● **Task objective**:
Pictures do not belong in the copy; quote every entry below exactly.

● **Dataset rows about figures**:
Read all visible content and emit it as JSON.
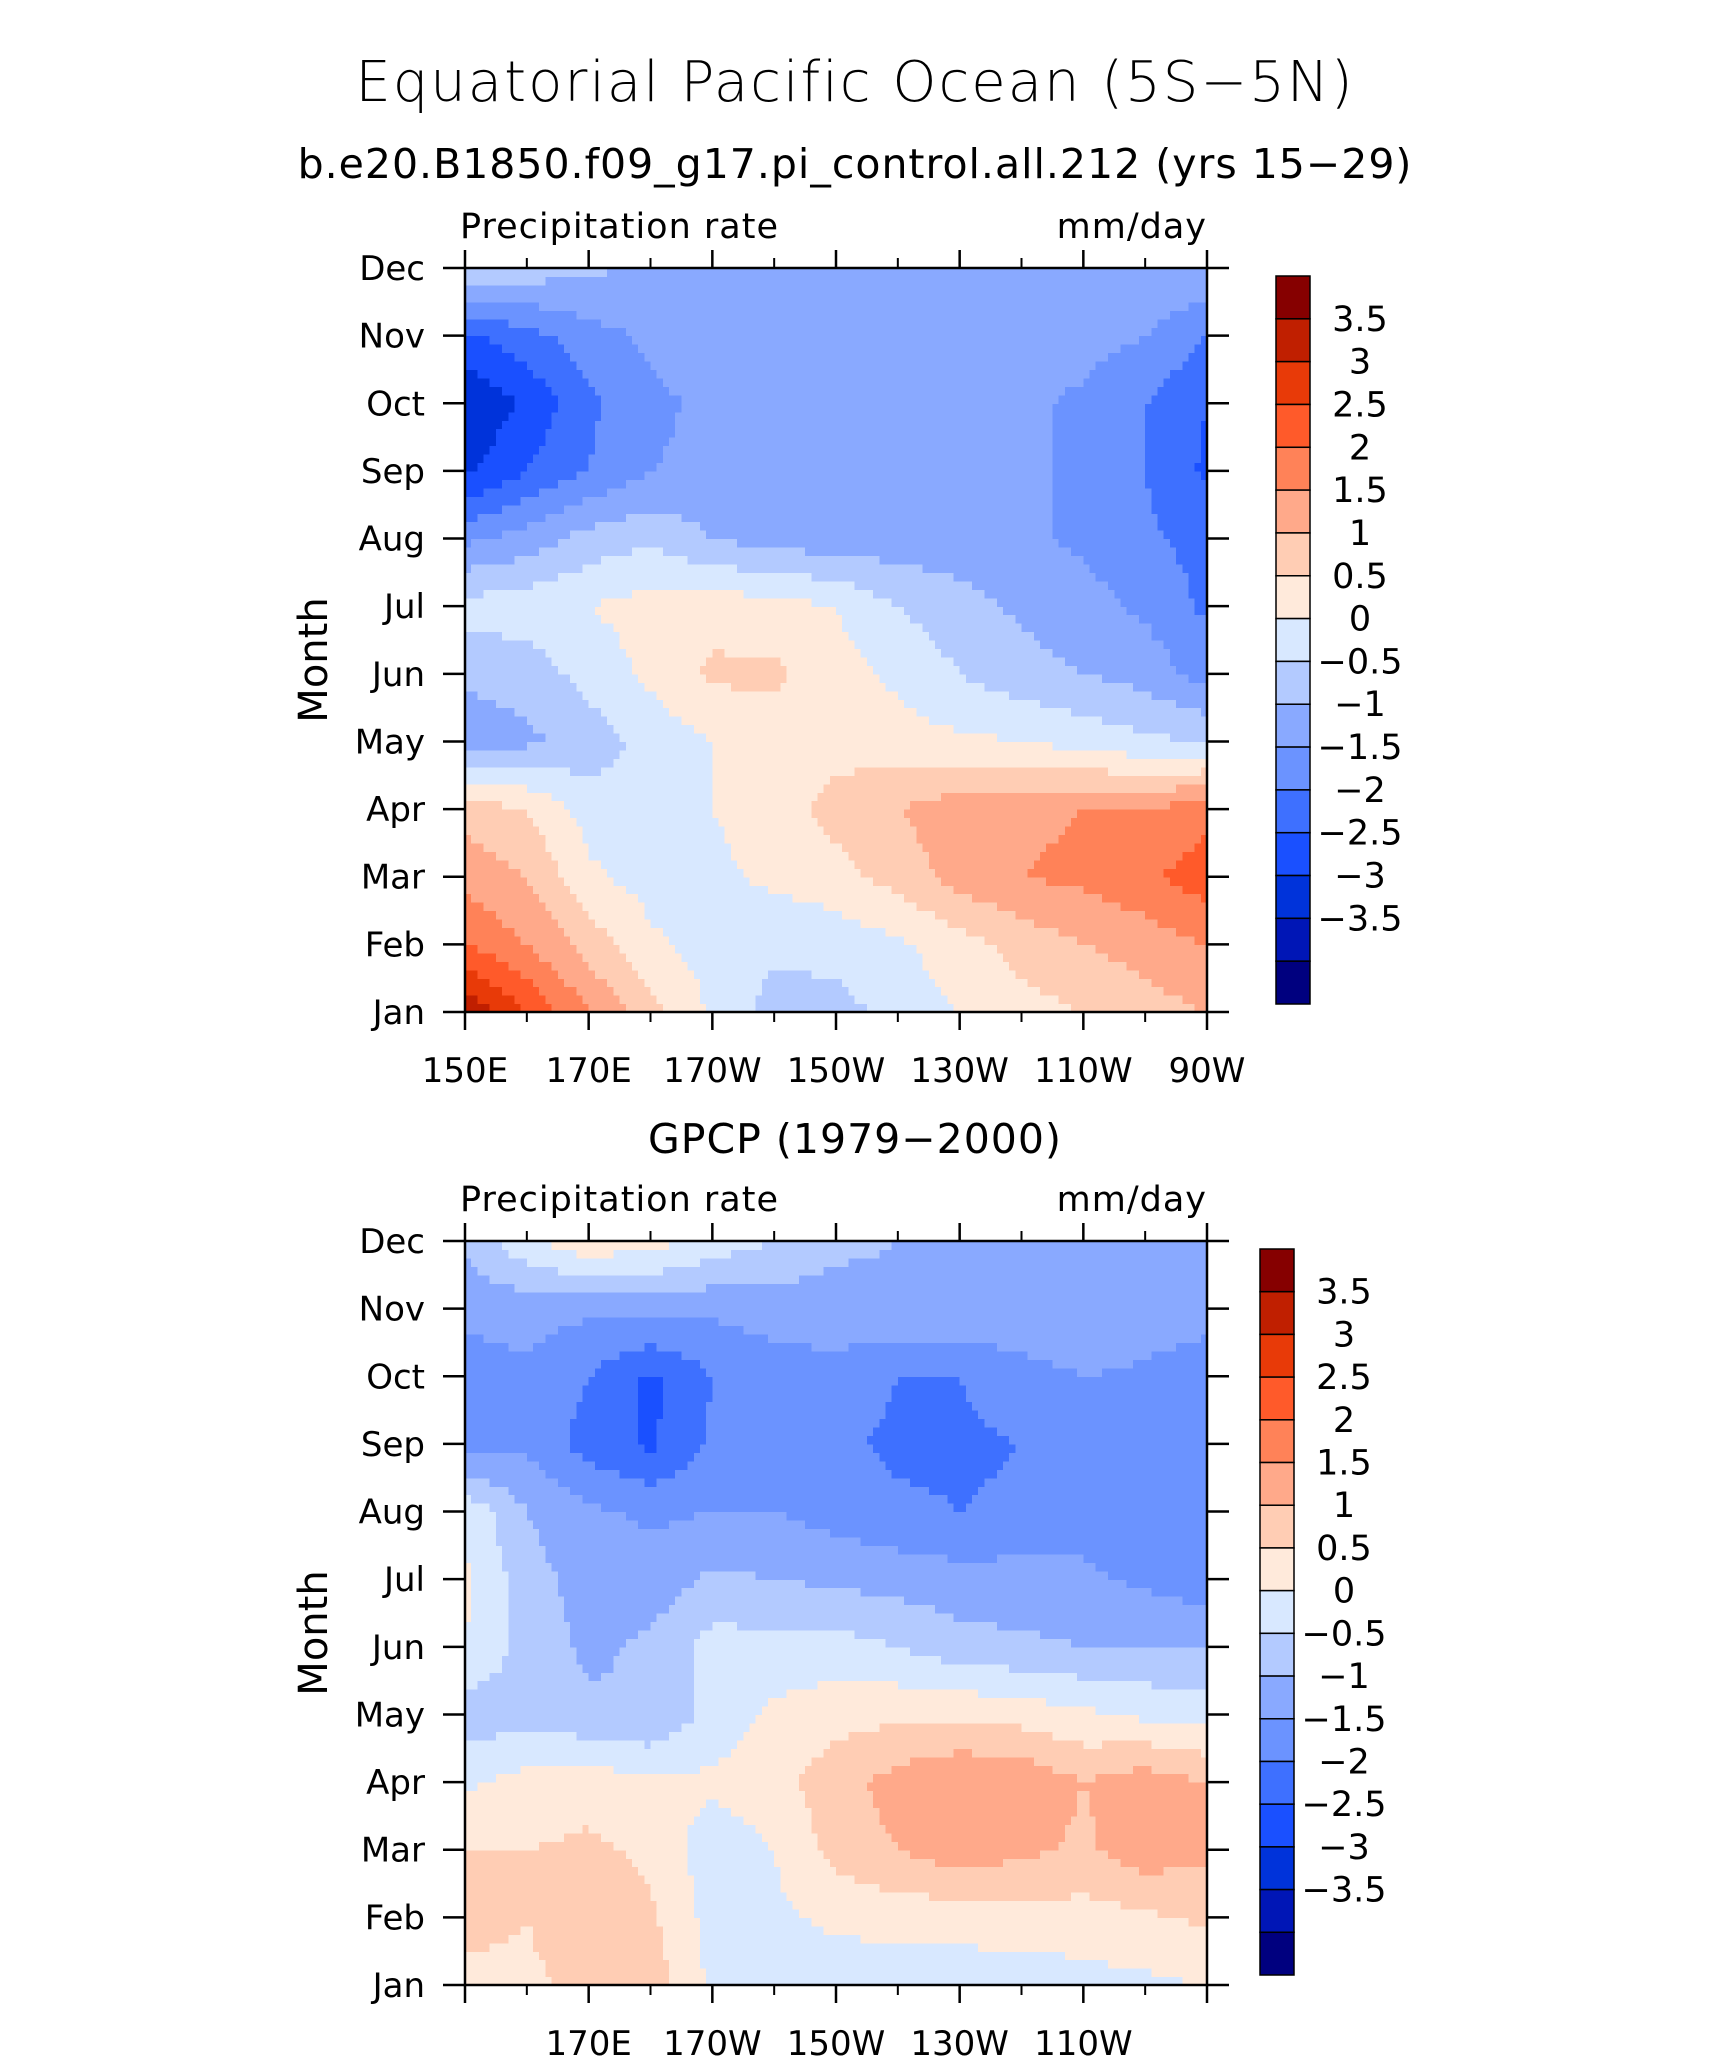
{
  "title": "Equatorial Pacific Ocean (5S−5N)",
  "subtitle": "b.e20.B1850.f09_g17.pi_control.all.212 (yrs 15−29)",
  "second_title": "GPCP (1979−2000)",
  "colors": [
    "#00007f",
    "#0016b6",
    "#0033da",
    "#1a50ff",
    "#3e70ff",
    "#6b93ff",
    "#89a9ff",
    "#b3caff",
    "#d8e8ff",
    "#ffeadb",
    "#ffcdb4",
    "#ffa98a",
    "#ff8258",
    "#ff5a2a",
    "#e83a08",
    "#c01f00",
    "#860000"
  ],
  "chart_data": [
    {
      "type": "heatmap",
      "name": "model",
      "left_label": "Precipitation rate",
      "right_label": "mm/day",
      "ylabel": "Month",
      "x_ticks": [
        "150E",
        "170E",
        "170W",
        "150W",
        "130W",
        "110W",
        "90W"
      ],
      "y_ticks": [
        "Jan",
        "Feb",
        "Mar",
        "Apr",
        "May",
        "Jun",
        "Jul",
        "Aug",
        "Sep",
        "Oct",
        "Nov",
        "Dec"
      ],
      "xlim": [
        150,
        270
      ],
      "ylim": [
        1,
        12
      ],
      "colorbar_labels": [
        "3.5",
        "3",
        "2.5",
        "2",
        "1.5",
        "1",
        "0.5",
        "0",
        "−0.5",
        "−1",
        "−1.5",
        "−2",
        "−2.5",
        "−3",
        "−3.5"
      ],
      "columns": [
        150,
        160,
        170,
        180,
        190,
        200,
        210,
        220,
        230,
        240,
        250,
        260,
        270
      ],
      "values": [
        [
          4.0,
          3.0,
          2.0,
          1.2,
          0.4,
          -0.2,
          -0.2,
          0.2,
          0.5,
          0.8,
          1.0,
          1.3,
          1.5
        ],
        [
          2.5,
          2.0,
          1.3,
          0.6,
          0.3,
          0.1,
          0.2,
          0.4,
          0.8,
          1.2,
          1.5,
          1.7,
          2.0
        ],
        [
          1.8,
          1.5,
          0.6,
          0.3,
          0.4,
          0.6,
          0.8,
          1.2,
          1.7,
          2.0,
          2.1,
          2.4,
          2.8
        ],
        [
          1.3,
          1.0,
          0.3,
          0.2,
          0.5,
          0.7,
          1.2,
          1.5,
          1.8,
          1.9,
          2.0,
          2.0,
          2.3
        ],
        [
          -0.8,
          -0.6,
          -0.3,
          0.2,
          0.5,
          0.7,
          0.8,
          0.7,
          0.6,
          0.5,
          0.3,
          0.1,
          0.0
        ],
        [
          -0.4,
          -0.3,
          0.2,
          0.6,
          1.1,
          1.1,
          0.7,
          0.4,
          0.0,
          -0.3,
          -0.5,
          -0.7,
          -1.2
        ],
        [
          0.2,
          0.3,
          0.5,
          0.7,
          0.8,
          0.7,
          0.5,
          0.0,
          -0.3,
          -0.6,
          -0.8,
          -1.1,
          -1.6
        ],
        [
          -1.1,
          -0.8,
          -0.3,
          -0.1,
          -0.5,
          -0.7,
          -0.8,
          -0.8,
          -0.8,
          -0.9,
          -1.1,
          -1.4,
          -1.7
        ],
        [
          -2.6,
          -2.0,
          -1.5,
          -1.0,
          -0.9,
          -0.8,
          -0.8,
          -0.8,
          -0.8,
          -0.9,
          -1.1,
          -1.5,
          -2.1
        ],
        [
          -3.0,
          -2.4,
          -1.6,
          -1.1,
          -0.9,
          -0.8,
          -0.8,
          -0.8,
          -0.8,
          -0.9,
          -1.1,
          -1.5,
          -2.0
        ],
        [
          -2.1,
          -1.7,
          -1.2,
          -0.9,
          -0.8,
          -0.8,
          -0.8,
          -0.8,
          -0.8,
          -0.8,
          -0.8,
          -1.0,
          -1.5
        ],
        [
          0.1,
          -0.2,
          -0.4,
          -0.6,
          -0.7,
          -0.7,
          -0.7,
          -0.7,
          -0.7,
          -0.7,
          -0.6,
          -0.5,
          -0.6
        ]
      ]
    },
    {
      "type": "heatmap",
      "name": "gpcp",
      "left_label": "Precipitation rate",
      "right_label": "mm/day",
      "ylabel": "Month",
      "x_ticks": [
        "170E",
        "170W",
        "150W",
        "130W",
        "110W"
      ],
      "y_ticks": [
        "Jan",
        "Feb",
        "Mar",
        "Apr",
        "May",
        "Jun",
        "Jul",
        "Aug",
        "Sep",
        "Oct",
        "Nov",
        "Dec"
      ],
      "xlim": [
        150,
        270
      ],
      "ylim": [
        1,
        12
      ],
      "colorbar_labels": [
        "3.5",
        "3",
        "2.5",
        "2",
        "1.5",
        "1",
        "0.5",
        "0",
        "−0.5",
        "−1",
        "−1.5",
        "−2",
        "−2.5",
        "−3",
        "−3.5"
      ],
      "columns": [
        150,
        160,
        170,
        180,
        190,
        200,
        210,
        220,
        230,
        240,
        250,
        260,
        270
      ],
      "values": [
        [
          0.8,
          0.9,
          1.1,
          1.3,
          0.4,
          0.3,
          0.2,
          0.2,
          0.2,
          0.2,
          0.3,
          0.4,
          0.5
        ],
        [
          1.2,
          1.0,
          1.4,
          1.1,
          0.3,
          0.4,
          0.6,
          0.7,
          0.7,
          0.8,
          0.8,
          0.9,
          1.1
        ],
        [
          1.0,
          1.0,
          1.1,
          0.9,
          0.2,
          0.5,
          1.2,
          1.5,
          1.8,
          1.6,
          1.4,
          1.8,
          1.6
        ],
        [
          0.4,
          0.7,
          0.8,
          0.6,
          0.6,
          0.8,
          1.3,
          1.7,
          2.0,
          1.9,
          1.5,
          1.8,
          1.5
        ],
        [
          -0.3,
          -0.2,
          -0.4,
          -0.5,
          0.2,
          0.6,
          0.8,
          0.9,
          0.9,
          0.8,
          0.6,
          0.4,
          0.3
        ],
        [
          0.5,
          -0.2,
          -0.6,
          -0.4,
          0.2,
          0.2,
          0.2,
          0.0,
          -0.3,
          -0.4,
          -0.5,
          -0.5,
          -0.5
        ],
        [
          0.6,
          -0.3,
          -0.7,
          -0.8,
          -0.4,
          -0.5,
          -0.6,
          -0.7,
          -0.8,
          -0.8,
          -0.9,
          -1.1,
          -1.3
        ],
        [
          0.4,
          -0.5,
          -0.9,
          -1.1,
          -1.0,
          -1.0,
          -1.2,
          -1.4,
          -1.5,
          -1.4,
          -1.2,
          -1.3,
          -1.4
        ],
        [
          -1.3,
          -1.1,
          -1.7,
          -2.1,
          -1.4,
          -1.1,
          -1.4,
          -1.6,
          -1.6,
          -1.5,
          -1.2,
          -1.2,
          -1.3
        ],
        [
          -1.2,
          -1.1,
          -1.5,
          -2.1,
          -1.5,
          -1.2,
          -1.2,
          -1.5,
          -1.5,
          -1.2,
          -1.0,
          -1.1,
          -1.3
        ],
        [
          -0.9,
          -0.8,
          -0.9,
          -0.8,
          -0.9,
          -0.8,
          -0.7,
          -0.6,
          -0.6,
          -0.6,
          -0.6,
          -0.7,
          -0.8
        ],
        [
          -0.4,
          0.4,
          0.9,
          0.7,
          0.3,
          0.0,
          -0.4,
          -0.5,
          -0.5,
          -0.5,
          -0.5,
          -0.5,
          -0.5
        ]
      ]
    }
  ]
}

● **Response for this exercise**:
Read all visible content and emit it as JSON.
{
  "title": "Equatorial Pacific Ocean (5S−5N)",
  "subtitle": "b.e20.B1850.f09_g17.pi_control.all.212 (yrs 15−29)",
  "second_title": "GPCP (1979−2000)",
  "colors": [
    "#00007f",
    "#0016b6",
    "#0033da",
    "#1a50ff",
    "#3e70ff",
    "#6b93ff",
    "#89a9ff",
    "#b3caff",
    "#d8e8ff",
    "#ffeadb",
    "#ffcdb4",
    "#ffa98a",
    "#ff8258",
    "#ff5a2a",
    "#e83a08",
    "#c01f00",
    "#860000"
  ],
  "chart_data": [
    {
      "type": "heatmap",
      "name": "model",
      "left_label": "Precipitation rate",
      "right_label": "mm/day",
      "ylabel": "Month",
      "x_ticks": [
        "150E",
        "170E",
        "170W",
        "150W",
        "130W",
        "110W",
        "90W"
      ],
      "y_ticks": [
        "Jan",
        "Feb",
        "Mar",
        "Apr",
        "May",
        "Jun",
        "Jul",
        "Aug",
        "Sep",
        "Oct",
        "Nov",
        "Dec"
      ],
      "xlim": [
        150,
        270
      ],
      "ylim": [
        1,
        12
      ],
      "colorbar_labels": [
        "3.5",
        "3",
        "2.5",
        "2",
        "1.5",
        "1",
        "0.5",
        "0",
        "−0.5",
        "−1",
        "−1.5",
        "−2",
        "−2.5",
        "−3",
        "−3.5"
      ],
      "columns": [
        150,
        160,
        170,
        180,
        190,
        200,
        210,
        220,
        230,
        240,
        250,
        260,
        270
      ],
      "values": [
        [
          4.0,
          3.0,
          2.0,
          1.2,
          0.4,
          -0.2,
          -0.2,
          0.2,
          0.5,
          0.8,
          1.0,
          1.3,
          1.5
        ],
        [
          2.5,
          2.0,
          1.3,
          0.6,
          0.3,
          0.1,
          0.2,
          0.4,
          0.8,
          1.2,
          1.5,
          1.7,
          2.0
        ],
        [
          1.8,
          1.5,
          0.6,
          0.3,
          0.4,
          0.6,
          0.8,
          1.2,
          1.7,
          2.0,
          2.1,
          2.4,
          2.8
        ],
        [
          1.3,
          1.0,
          0.3,
          0.2,
          0.5,
          0.7,
          1.2,
          1.5,
          1.8,
          1.9,
          2.0,
          2.0,
          2.3
        ],
        [
          -0.8,
          -0.6,
          -0.3,
          0.2,
          0.5,
          0.7,
          0.8,
          0.7,
          0.6,
          0.5,
          0.3,
          0.1,
          0.0
        ],
        [
          -0.4,
          -0.3,
          0.2,
          0.6,
          1.1,
          1.1,
          0.7,
          0.4,
          0.0,
          -0.3,
          -0.5,
          -0.7,
          -1.2
        ],
        [
          0.2,
          0.3,
          0.5,
          0.7,
          0.8,
          0.7,
          0.5,
          0.0,
          -0.3,
          -0.6,
          -0.8,
          -1.1,
          -1.6
        ],
        [
          -1.1,
          -0.8,
          -0.3,
          -0.1,
          -0.5,
          -0.7,
          -0.8,
          -0.8,
          -0.8,
          -0.9,
          -1.1,
          -1.4,
          -1.7
        ],
        [
          -2.6,
          -2.0,
          -1.5,
          -1.0,
          -0.9,
          -0.8,
          -0.8,
          -0.8,
          -0.8,
          -0.9,
          -1.1,
          -1.5,
          -2.1
        ],
        [
          -3.0,
          -2.4,
          -1.6,
          -1.1,
          -0.9,
          -0.8,
          -0.8,
          -0.8,
          -0.8,
          -0.9,
          -1.1,
          -1.5,
          -2.0
        ],
        [
          -2.1,
          -1.7,
          -1.2,
          -0.9,
          -0.8,
          -0.8,
          -0.8,
          -0.8,
          -0.8,
          -0.8,
          -0.8,
          -1.0,
          -1.5
        ],
        [
          0.1,
          -0.2,
          -0.4,
          -0.6,
          -0.7,
          -0.7,
          -0.7,
          -0.7,
          -0.7,
          -0.7,
          -0.6,
          -0.5,
          -0.6
        ]
      ]
    },
    {
      "type": "heatmap",
      "name": "gpcp",
      "left_label": "Precipitation rate",
      "right_label": "mm/day",
      "ylabel": "Month",
      "x_ticks": [
        "170E",
        "170W",
        "150W",
        "130W",
        "110W"
      ],
      "y_ticks": [
        "Jan",
        "Feb",
        "Mar",
        "Apr",
        "May",
        "Jun",
        "Jul",
        "Aug",
        "Sep",
        "Oct",
        "Nov",
        "Dec"
      ],
      "xlim": [
        150,
        270
      ],
      "ylim": [
        1,
        12
      ],
      "colorbar_labels": [
        "3.5",
        "3",
        "2.5",
        "2",
        "1.5",
        "1",
        "0.5",
        "0",
        "−0.5",
        "−1",
        "−1.5",
        "−2",
        "−2.5",
        "−3",
        "−3.5"
      ],
      "columns": [
        150,
        160,
        170,
        180,
        190,
        200,
        210,
        220,
        230,
        240,
        250,
        260,
        270
      ],
      "values": [
        [
          0.8,
          0.9,
          1.1,
          1.3,
          0.4,
          0.3,
          0.2,
          0.2,
          0.2,
          0.2,
          0.3,
          0.4,
          0.5
        ],
        [
          1.2,
          1.0,
          1.4,
          1.1,
          0.3,
          0.4,
          0.6,
          0.7,
          0.7,
          0.8,
          0.8,
          0.9,
          1.1
        ],
        [
          1.0,
          1.0,
          1.1,
          0.9,
          0.2,
          0.5,
          1.2,
          1.5,
          1.8,
          1.6,
          1.4,
          1.8,
          1.6
        ],
        [
          0.4,
          0.7,
          0.8,
          0.6,
          0.6,
          0.8,
          1.3,
          1.7,
          2.0,
          1.9,
          1.5,
          1.8,
          1.5
        ],
        [
          -0.3,
          -0.2,
          -0.4,
          -0.5,
          0.2,
          0.6,
          0.8,
          0.9,
          0.9,
          0.8,
          0.6,
          0.4,
          0.3
        ],
        [
          0.5,
          -0.2,
          -0.6,
          -0.4,
          0.2,
          0.2,
          0.2,
          0.0,
          -0.3,
          -0.4,
          -0.5,
          -0.5,
          -0.5
        ],
        [
          0.6,
          -0.3,
          -0.7,
          -0.8,
          -0.4,
          -0.5,
          -0.6,
          -0.7,
          -0.8,
          -0.8,
          -0.9,
          -1.1,
          -1.3
        ],
        [
          0.4,
          -0.5,
          -0.9,
          -1.1,
          -1.0,
          -1.0,
          -1.2,
          -1.4,
          -1.5,
          -1.4,
          -1.2,
          -1.3,
          -1.4
        ],
        [
          -1.3,
          -1.1,
          -1.7,
          -2.1,
          -1.4,
          -1.1,
          -1.4,
          -1.6,
          -1.6,
          -1.5,
          -1.2,
          -1.2,
          -1.3
        ],
        [
          -1.2,
          -1.1,
          -1.5,
          -2.1,
          -1.5,
          -1.2,
          -1.2,
          -1.5,
          -1.5,
          -1.2,
          -1.0,
          -1.1,
          -1.3
        ],
        [
          -0.9,
          -0.8,
          -0.9,
          -0.8,
          -0.9,
          -0.8,
          -0.7,
          -0.6,
          -0.6,
          -0.6,
          -0.6,
          -0.7,
          -0.8
        ],
        [
          -0.4,
          0.4,
          0.9,
          0.7,
          0.3,
          0.0,
          -0.4,
          -0.5,
          -0.5,
          -0.5,
          -0.5,
          -0.5,
          -0.5
        ]
      ]
    }
  ]
}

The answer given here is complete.